[Extracted records]:

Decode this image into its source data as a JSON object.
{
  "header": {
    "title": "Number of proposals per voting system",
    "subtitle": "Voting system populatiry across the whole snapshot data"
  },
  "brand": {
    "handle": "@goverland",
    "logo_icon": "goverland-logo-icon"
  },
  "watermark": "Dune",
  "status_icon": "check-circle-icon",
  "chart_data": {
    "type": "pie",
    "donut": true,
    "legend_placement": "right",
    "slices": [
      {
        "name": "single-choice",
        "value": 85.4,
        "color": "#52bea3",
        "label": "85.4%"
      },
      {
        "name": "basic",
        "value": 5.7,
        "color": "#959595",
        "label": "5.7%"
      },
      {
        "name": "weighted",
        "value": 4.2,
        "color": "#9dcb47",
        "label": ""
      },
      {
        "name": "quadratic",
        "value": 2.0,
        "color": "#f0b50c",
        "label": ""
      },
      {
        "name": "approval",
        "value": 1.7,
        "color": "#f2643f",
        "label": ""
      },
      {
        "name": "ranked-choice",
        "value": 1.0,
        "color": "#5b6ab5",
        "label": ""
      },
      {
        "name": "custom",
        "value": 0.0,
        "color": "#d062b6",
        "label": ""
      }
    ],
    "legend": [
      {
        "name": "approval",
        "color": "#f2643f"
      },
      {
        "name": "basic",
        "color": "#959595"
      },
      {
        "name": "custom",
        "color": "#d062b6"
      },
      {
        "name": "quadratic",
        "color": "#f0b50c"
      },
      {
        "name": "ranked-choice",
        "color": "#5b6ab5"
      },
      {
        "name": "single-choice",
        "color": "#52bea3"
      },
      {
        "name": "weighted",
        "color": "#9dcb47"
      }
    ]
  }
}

[Goal]: Print all the data exactly.

[The solution]:
Decode this image into its source data as a JSON object.
{
  "header": {
    "title": "Number of proposals per voting system",
    "subtitle": "Voting system populatiry across the whole snapshot data"
  },
  "brand": {
    "handle": "@goverland",
    "logo_icon": "goverland-logo-icon"
  },
  "watermark": "Dune",
  "status_icon": "check-circle-icon",
  "chart_data": {
    "type": "pie",
    "donut": true,
    "legend_placement": "right",
    "slices": [
      {
        "name": "single-choice",
        "value": 85.4,
        "color": "#52bea3",
        "label": "85.4%"
      },
      {
        "name": "basic",
        "value": 5.7,
        "color": "#959595",
        "label": "5.7%"
      },
      {
        "name": "weighted",
        "value": 4.2,
        "color": "#9dcb47",
        "label": ""
      },
      {
        "name": "quadratic",
        "value": 2.0,
        "color": "#f0b50c",
        "label": ""
      },
      {
        "name": "approval",
        "value": 1.7,
        "color": "#f2643f",
        "label": ""
      },
      {
        "name": "ranked-choice",
        "value": 1.0,
        "color": "#5b6ab5",
        "label": ""
      },
      {
        "name": "custom",
        "value": 0.0,
        "color": "#d062b6",
        "label": ""
      }
    ],
    "legend": [
      {
        "name": "approval",
        "color": "#f2643f"
      },
      {
        "name": "basic",
        "color": "#959595"
      },
      {
        "name": "custom",
        "color": "#d062b6"
      },
      {
        "name": "quadratic",
        "color": "#f0b50c"
      },
      {
        "name": "ranked-choice",
        "color": "#5b6ab5"
      },
      {
        "name": "single-choice",
        "color": "#52bea3"
      },
      {
        "name": "weighted",
        "color": "#9dcb47"
      }
    ]
  }
}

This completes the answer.